*Do this*
Put the data lines into a JSON list of strings, one string per line and blank lines left out, starting with the line that contains "Circle shape — [253, 866, 273, 886]" and going on through the line that contains "Text: 36: 36 — [138, 663, 159, 678]".

*Available records*
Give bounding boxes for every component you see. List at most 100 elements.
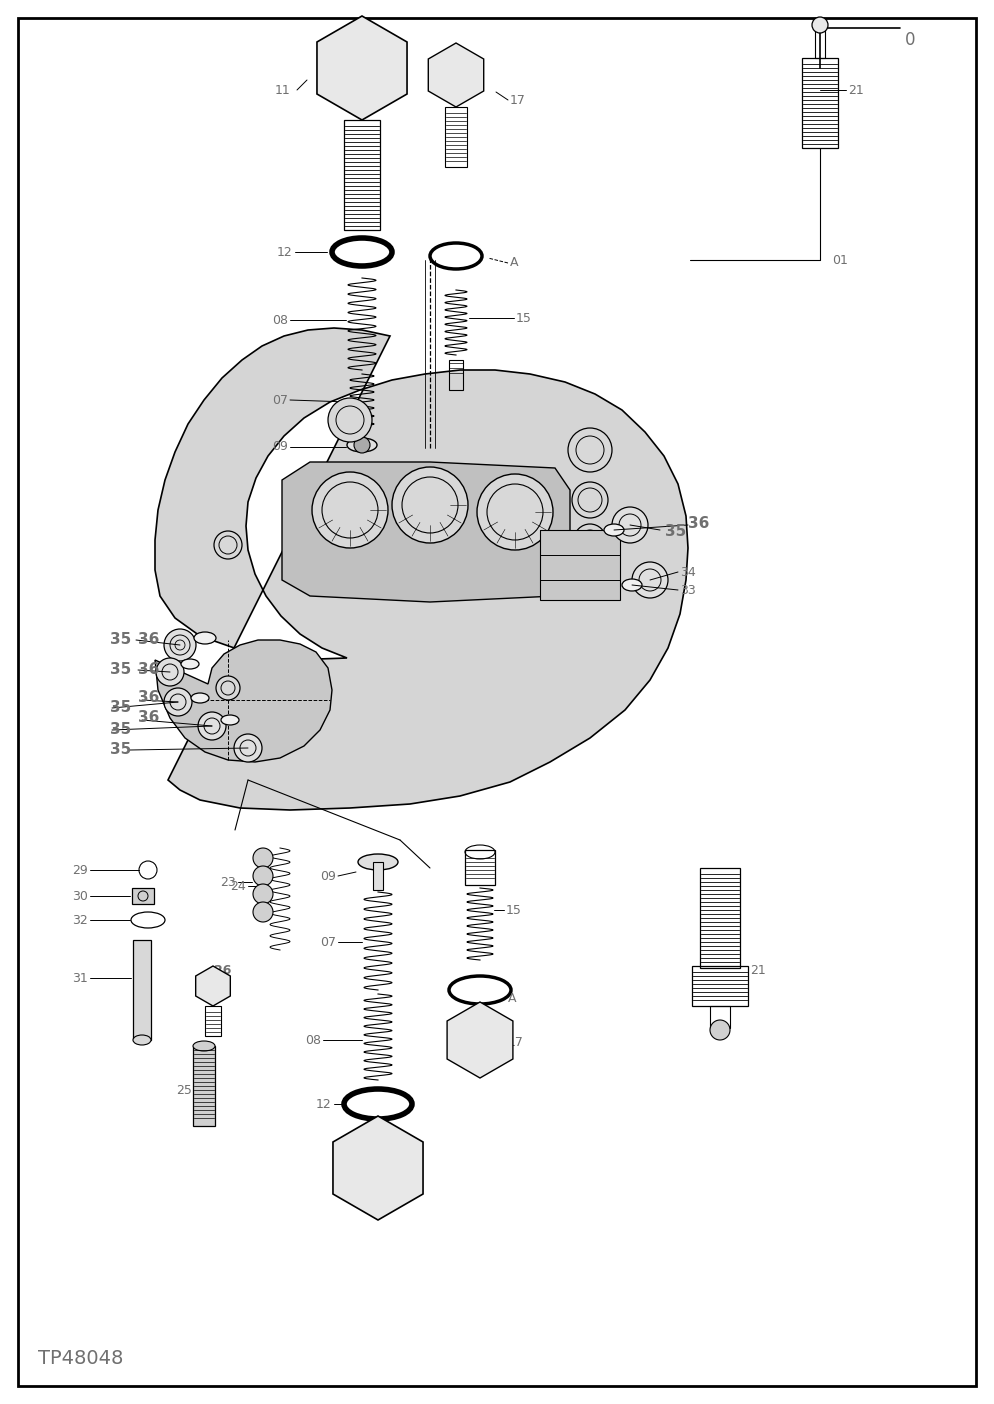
Circle shape — [253, 866, 273, 886]
Circle shape — [632, 562, 668, 598]
Text: 09: 09 — [320, 869, 336, 883]
Text: 36: 36 — [688, 515, 710, 531]
Text: TP48048: TP48048 — [38, 1348, 123, 1367]
Polygon shape — [317, 15, 407, 119]
Circle shape — [253, 885, 273, 904]
Bar — [360, 1127, 396, 1165]
Circle shape — [156, 658, 184, 687]
Polygon shape — [447, 1002, 513, 1078]
Text: 33: 33 — [680, 584, 696, 597]
Ellipse shape — [622, 578, 642, 591]
Bar — [445, 107, 467, 167]
Bar — [802, 58, 838, 147]
Text: 25: 25 — [176, 1084, 192, 1097]
Text: 35: 35 — [110, 663, 131, 678]
Ellipse shape — [221, 715, 239, 724]
Text: 36: 36 — [138, 710, 159, 726]
Text: 32: 32 — [72, 914, 87, 927]
Text: 35: 35 — [110, 723, 131, 737]
Text: 15: 15 — [506, 904, 522, 917]
Text: 01: 01 — [832, 254, 848, 267]
Text: 09: 09 — [272, 441, 288, 453]
Text: 15: 15 — [516, 312, 532, 324]
Bar — [205, 1007, 221, 1036]
Text: 36: 36 — [138, 663, 159, 678]
Text: 11: 11 — [340, 1168, 356, 1181]
Circle shape — [568, 428, 612, 472]
Text: 07: 07 — [320, 935, 336, 949]
Text: 31: 31 — [72, 972, 87, 984]
Circle shape — [574, 524, 606, 556]
Text: 21: 21 — [750, 963, 765, 977]
Circle shape — [612, 507, 648, 543]
Ellipse shape — [181, 658, 199, 668]
Circle shape — [354, 437, 370, 453]
Bar — [465, 849, 495, 885]
Circle shape — [164, 629, 196, 661]
Circle shape — [572, 482, 608, 518]
Circle shape — [312, 472, 388, 548]
Text: 36: 36 — [138, 691, 159, 705]
Circle shape — [812, 17, 828, 34]
Circle shape — [164, 688, 192, 716]
Circle shape — [392, 468, 468, 543]
Circle shape — [198, 712, 226, 740]
Circle shape — [328, 397, 372, 442]
Bar — [710, 1007, 730, 1028]
Text: 35: 35 — [110, 632, 131, 647]
Text: 35: 35 — [665, 525, 686, 539]
Text: 21: 21 — [848, 83, 864, 97]
Text: 30: 30 — [72, 890, 87, 903]
Bar — [373, 862, 383, 890]
Bar — [449, 359, 463, 390]
Text: 11: 11 — [275, 83, 291, 97]
Ellipse shape — [358, 854, 398, 870]
Polygon shape — [282, 462, 570, 602]
Ellipse shape — [191, 694, 209, 703]
Polygon shape — [333, 1116, 423, 1220]
Circle shape — [253, 901, 273, 922]
Circle shape — [214, 531, 242, 559]
Bar — [815, 29, 825, 58]
Bar — [132, 887, 154, 904]
Bar — [344, 119, 380, 230]
Circle shape — [253, 848, 273, 868]
Text: 34: 34 — [680, 566, 696, 578]
Text: 35: 35 — [110, 743, 131, 758]
Text: 0: 0 — [905, 31, 915, 49]
Ellipse shape — [604, 524, 624, 536]
Text: 08: 08 — [305, 1033, 321, 1046]
Text: 35: 35 — [110, 701, 131, 716]
Circle shape — [216, 675, 240, 701]
Ellipse shape — [347, 438, 377, 452]
Circle shape — [477, 475, 553, 550]
Bar — [540, 529, 620, 600]
Text: 17: 17 — [508, 1036, 524, 1049]
Text: 12: 12 — [316, 1098, 332, 1111]
Bar — [193, 1046, 215, 1126]
Ellipse shape — [193, 1040, 215, 1052]
Ellipse shape — [133, 1035, 151, 1045]
Bar — [468, 1009, 492, 1038]
Text: 26: 26 — [214, 963, 232, 977]
Ellipse shape — [194, 632, 216, 644]
Bar — [133, 941, 151, 1040]
Circle shape — [710, 1019, 730, 1040]
Text: 24: 24 — [230, 879, 246, 893]
Bar — [700, 868, 740, 967]
Text: 36: 36 — [138, 632, 159, 647]
Polygon shape — [196, 966, 231, 1007]
Text: 17: 17 — [510, 94, 526, 107]
Bar — [692, 966, 748, 1007]
Text: 12: 12 — [277, 246, 293, 258]
Text: 23: 23 — [220, 876, 236, 889]
Polygon shape — [155, 329, 688, 810]
Text: A: A — [508, 991, 517, 1004]
Polygon shape — [155, 640, 332, 762]
Polygon shape — [428, 44, 484, 107]
Circle shape — [234, 734, 262, 762]
Text: A: A — [510, 257, 519, 270]
Text: 07: 07 — [272, 393, 288, 407]
Text: 08: 08 — [272, 313, 288, 327]
Text: 29: 29 — [72, 863, 87, 876]
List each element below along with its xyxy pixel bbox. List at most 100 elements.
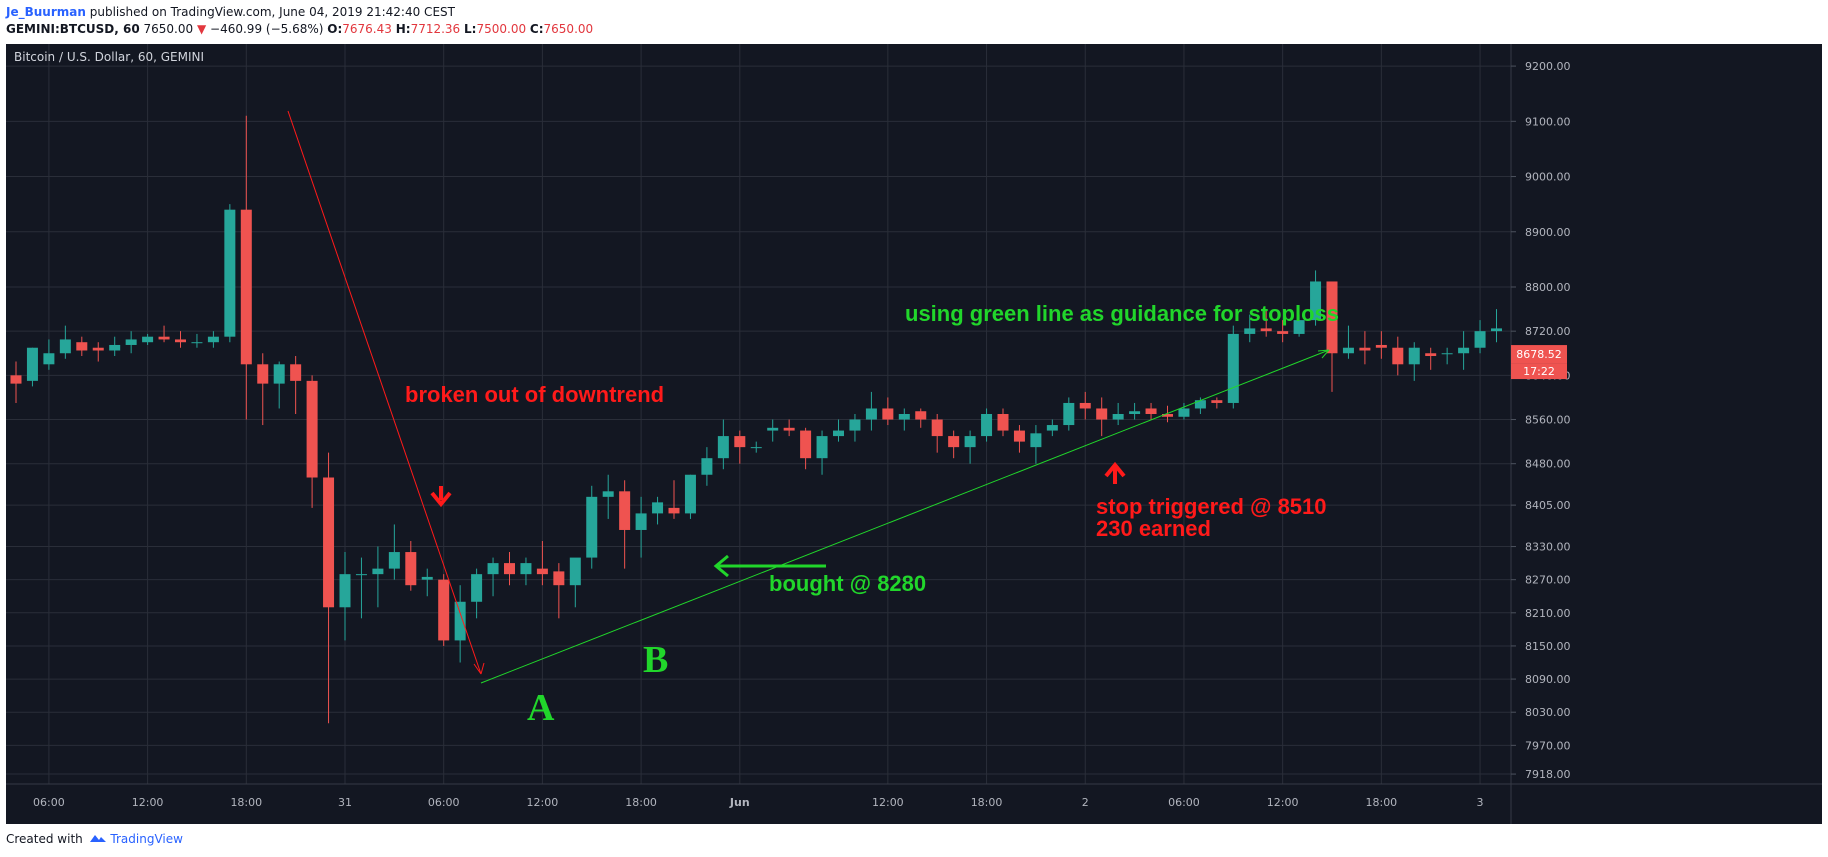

*Response to the task*
[
  "Circle shape — [253, 866, 273, 886]",
  "Circle shape — [632, 562, 668, 598]",
  "Text: 09: 09 — [320, 869, 336, 883]",
  "Text: 36: 36 — [688, 515, 710, 531]",
  "Text: TP48048: TP48048 — [38, 1348, 123, 1367]",
  "Polygon shape — [317, 15, 407, 119]",
  "Circle shape — [253, 885, 273, 904]",
  "Bar — [360, 1127, 396, 1165]",
  "Circle shape — [156, 658, 184, 687]",
  "Polygon shape — [447, 1002, 513, 1078]",
  "Text: 33: 33 — [680, 584, 696, 597]",
  "Ellipse shape — [622, 578, 642, 591]",
  "Bar — [445, 107, 467, 167]",
  "Bar — [802, 58, 838, 147]",
  "Text: 25: 25 — [176, 1084, 192, 1097]",
  "Text: 35: 35 — [110, 663, 131, 678]",
  "Ellipse shape — [221, 715, 239, 724]",
  "Text: 36: 36 — [138, 710, 159, 726]",
  "Text: 32: 32 — [72, 914, 87, 927]",
  "Text: 35: 35 — [110, 723, 131, 737]",
  "Text: 15: 15 — [506, 904, 522, 917]",
  "Text: 01: 01 — [832, 254, 848, 267]",
  "Text: 09: 09 — [272, 441, 288, 453]",
  "Text: 15: 15 — [516, 312, 532, 324]",
  "Bar — [205, 1007, 221, 1036]",
  "Text: 36: 36 — [138, 663, 159, 678]"
]